• Problem requirements:
Repeat the listing in full, exactly as it stands.
....
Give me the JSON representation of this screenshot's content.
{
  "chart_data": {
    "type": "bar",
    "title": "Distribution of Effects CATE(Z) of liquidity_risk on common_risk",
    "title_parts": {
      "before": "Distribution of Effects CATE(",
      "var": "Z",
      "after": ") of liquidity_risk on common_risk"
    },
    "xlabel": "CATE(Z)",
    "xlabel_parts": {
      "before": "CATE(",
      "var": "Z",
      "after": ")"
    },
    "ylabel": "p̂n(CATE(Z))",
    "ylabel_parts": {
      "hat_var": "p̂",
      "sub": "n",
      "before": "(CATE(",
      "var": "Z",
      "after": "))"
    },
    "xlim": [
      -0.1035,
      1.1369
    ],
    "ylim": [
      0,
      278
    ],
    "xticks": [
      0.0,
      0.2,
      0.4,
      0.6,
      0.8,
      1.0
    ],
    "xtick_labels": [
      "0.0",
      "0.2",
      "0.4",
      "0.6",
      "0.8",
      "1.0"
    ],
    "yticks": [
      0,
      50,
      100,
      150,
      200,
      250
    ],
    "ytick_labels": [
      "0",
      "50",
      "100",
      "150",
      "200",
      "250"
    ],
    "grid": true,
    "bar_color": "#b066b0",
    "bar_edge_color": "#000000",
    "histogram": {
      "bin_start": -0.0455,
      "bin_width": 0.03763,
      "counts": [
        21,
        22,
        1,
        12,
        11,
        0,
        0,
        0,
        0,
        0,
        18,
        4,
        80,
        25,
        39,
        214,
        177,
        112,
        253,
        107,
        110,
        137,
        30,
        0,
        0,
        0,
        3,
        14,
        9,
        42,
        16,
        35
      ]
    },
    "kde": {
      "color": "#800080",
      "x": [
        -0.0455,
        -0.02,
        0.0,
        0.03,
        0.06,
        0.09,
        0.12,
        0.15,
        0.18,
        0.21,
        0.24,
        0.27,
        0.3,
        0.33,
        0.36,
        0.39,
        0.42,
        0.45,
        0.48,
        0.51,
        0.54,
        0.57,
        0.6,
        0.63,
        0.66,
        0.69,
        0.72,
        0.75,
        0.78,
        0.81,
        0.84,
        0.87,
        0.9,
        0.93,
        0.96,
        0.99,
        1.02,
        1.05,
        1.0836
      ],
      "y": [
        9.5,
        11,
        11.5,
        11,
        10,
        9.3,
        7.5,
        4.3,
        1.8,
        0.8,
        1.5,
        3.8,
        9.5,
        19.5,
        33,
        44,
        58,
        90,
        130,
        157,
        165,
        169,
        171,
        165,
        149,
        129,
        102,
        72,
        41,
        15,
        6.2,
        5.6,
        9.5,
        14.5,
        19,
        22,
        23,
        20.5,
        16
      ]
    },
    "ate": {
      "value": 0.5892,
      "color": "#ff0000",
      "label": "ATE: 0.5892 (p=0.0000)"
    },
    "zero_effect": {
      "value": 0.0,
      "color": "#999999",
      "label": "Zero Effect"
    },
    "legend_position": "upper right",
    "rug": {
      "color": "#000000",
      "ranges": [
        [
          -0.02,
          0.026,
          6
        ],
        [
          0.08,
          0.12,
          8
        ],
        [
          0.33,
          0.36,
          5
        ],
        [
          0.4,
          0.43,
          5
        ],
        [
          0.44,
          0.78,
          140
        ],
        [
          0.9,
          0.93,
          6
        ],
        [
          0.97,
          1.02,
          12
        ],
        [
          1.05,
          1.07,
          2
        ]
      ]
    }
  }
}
....
• Solution to the exercise:
Give me the JSON representation of this screenshot's content.
{
  "chart_data": {
    "type": "bar",
    "title": "Distribution of Effects CATE(Z) of liquidity_risk on common_risk",
    "title_parts": {
      "before": "Distribution of Effects CATE(",
      "var": "Z",
      "after": ") of liquidity_risk on common_risk"
    },
    "xlabel": "CATE(Z)",
    "xlabel_parts": {
      "before": "CATE(",
      "var": "Z",
      "after": ")"
    },
    "ylabel": "p̂n(CATE(Z))",
    "ylabel_parts": {
      "hat_var": "p̂",
      "sub": "n",
      "before": "(CATE(",
      "var": "Z",
      "after": "))"
    },
    "xlim": [
      -0.1035,
      1.1369
    ],
    "ylim": [
      0,
      278
    ],
    "xticks": [
      0.0,
      0.2,
      0.4,
      0.6,
      0.8,
      1.0
    ],
    "xtick_labels": [
      "0.0",
      "0.2",
      "0.4",
      "0.6",
      "0.8",
      "1.0"
    ],
    "yticks": [
      0,
      50,
      100,
      150,
      200,
      250
    ],
    "ytick_labels": [
      "0",
      "50",
      "100",
      "150",
      "200",
      "250"
    ],
    "grid": true,
    "bar_color": "#b066b0",
    "bar_edge_color": "#000000",
    "histogram": {
      "bin_start": -0.0455,
      "bin_width": 0.03763,
      "counts": [
        21,
        22,
        1,
        12,
        11,
        0,
        0,
        0,
        0,
        0,
        18,
        4,
        80,
        25,
        39,
        214,
        177,
        112,
        253,
        107,
        110,
        137,
        30,
        0,
        0,
        0,
        3,
        14,
        9,
        42,
        16,
        35
      ]
    },
    "kde": {
      "color": "#800080",
      "x": [
        -0.0455,
        -0.02,
        0.0,
        0.03,
        0.06,
        0.09,
        0.12,
        0.15,
        0.18,
        0.21,
        0.24,
        0.27,
        0.3,
        0.33,
        0.36,
        0.39,
        0.42,
        0.45,
        0.48,
        0.51,
        0.54,
        0.57,
        0.6,
        0.63,
        0.66,
        0.69,
        0.72,
        0.75,
        0.78,
        0.81,
        0.84,
        0.87,
        0.9,
        0.93,
        0.96,
        0.99,
        1.02,
        1.05,
        1.0836
      ],
      "y": [
        9.5,
        11,
        11.5,
        11,
        10,
        9.3,
        7.5,
        4.3,
        1.8,
        0.8,
        1.5,
        3.8,
        9.5,
        19.5,
        33,
        44,
        58,
        90,
        130,
        157,
        165,
        169,
        171,
        165,
        149,
        129,
        102,
        72,
        41,
        15,
        6.2,
        5.6,
        9.5,
        14.5,
        19,
        22,
        23,
        20.5,
        16
      ]
    },
    "ate": {
      "value": 0.5892,
      "color": "#ff0000",
      "label": "ATE: 0.5892 (p=0.0000)"
    },
    "zero_effect": {
      "value": 0.0,
      "color": "#999999",
      "label": "Zero Effect"
    },
    "legend_position": "upper right",
    "rug": {
      "color": "#000000",
      "ranges": [
        [
          -0.02,
          0.026,
          6
        ],
        [
          0.08,
          0.12,
          8
        ],
        [
          0.33,
          0.36,
          5
        ],
        [
          0.4,
          0.43,
          5
        ],
        [
          0.44,
          0.78,
          140
        ],
        [
          0.9,
          0.93,
          6
        ],
        [
          0.97,
          1.02,
          12
        ],
        [
          1.05,
          1.07,
          2
        ]
      ]
    }
  }
}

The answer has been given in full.